(Collection entries)
============================================================

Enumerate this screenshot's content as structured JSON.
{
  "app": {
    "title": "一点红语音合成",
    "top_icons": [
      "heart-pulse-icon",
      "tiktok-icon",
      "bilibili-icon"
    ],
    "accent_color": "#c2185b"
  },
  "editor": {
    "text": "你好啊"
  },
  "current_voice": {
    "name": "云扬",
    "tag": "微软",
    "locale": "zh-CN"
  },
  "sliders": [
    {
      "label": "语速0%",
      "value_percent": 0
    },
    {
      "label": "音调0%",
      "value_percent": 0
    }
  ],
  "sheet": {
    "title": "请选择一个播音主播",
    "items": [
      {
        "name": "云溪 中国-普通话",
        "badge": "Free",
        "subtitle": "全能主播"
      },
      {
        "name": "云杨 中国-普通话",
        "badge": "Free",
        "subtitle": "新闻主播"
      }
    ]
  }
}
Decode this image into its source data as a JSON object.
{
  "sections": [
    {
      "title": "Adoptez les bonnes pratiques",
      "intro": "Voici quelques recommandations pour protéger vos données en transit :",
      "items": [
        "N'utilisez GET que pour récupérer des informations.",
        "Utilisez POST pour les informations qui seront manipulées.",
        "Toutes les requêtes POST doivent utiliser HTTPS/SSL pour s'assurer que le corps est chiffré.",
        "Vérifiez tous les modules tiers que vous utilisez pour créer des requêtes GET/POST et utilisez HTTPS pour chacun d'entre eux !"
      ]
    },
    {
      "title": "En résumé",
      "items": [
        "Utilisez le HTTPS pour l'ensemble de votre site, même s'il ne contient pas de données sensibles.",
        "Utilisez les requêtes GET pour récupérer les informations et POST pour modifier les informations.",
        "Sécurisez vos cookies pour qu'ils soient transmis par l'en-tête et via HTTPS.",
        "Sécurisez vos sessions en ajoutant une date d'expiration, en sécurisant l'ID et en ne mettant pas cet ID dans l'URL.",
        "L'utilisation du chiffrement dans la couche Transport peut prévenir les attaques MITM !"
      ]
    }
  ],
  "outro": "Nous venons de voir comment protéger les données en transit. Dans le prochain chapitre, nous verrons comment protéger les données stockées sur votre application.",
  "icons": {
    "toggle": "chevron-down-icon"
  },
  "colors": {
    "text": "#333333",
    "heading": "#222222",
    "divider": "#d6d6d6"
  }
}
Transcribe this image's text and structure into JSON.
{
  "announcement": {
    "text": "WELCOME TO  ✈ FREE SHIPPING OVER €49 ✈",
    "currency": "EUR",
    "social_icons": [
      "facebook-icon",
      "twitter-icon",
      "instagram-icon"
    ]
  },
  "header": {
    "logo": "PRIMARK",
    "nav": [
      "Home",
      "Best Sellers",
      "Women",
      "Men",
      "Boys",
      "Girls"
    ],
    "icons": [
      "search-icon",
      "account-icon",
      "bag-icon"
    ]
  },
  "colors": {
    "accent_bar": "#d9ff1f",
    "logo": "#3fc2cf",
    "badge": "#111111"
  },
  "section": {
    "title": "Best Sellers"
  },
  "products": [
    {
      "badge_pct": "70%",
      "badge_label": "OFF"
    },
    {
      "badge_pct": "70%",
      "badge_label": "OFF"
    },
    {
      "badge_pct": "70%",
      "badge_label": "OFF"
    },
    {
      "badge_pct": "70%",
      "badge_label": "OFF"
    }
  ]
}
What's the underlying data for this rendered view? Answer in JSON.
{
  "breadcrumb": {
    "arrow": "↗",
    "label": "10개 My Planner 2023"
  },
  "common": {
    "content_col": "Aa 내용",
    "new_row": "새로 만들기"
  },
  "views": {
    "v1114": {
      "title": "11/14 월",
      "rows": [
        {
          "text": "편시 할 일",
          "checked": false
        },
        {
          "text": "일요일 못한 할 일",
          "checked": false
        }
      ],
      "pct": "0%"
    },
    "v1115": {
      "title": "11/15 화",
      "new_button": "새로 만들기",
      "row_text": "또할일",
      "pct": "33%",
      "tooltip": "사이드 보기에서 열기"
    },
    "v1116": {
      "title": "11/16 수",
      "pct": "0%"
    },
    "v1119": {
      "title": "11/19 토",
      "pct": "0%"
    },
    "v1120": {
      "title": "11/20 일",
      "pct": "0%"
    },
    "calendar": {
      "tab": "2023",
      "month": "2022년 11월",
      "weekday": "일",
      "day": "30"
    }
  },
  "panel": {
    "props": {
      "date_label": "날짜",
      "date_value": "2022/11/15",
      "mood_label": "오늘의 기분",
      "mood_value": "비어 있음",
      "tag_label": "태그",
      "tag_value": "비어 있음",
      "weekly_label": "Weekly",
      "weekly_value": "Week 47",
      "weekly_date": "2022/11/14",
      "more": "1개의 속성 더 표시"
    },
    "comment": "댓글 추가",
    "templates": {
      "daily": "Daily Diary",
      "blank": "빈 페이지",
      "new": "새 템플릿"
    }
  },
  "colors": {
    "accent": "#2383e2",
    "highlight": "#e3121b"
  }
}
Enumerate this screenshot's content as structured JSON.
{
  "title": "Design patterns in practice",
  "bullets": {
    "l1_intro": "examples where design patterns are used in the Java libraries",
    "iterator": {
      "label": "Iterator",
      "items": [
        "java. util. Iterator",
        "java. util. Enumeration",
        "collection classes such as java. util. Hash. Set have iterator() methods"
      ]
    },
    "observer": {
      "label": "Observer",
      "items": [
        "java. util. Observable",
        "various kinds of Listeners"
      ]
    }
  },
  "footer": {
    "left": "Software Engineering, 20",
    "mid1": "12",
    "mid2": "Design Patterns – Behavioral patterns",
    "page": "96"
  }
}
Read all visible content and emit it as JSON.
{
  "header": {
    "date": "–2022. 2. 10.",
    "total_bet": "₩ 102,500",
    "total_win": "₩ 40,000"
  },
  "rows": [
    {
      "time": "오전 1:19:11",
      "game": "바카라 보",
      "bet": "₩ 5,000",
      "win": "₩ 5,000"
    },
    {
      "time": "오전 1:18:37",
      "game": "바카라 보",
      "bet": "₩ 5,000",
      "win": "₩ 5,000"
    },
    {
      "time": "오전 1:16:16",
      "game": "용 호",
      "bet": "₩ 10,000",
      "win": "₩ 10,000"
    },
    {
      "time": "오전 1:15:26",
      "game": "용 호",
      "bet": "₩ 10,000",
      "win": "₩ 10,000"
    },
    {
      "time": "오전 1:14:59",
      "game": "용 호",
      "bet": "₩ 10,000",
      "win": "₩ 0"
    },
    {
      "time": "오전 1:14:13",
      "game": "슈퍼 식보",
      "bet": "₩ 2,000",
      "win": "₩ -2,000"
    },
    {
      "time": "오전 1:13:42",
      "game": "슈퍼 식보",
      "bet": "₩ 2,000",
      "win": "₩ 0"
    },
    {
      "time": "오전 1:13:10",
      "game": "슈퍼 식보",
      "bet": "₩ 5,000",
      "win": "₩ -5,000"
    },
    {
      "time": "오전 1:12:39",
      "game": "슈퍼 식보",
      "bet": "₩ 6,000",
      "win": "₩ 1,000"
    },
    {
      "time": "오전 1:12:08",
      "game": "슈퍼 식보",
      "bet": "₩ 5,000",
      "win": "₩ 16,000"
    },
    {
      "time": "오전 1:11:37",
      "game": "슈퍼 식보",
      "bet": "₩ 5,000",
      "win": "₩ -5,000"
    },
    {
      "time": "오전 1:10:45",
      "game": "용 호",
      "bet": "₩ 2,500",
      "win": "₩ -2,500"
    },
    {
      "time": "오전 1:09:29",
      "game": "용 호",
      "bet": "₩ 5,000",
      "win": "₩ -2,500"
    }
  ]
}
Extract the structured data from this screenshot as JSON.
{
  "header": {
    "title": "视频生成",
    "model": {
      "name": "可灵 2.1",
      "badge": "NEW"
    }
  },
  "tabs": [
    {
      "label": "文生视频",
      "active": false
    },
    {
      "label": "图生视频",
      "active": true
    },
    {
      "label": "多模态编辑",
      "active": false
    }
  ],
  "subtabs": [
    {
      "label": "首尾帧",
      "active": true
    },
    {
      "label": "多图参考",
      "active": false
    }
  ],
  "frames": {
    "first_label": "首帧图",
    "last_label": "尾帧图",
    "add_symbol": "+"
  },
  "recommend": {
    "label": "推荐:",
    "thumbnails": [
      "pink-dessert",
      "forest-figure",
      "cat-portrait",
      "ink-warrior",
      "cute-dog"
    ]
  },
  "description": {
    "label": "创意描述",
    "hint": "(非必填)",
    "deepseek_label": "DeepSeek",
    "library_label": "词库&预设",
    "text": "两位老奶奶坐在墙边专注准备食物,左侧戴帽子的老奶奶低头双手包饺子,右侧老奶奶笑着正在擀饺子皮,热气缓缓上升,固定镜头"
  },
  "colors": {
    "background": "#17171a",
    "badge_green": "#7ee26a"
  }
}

============================================================

[WHAT IS REQUIRED] Search the listing for the word "image". Copy every line in which it occurs.

[SOLUTION BELOW]
Decode this image into its source data as a JSON object.
Transcribe this image's text and structure into JSON.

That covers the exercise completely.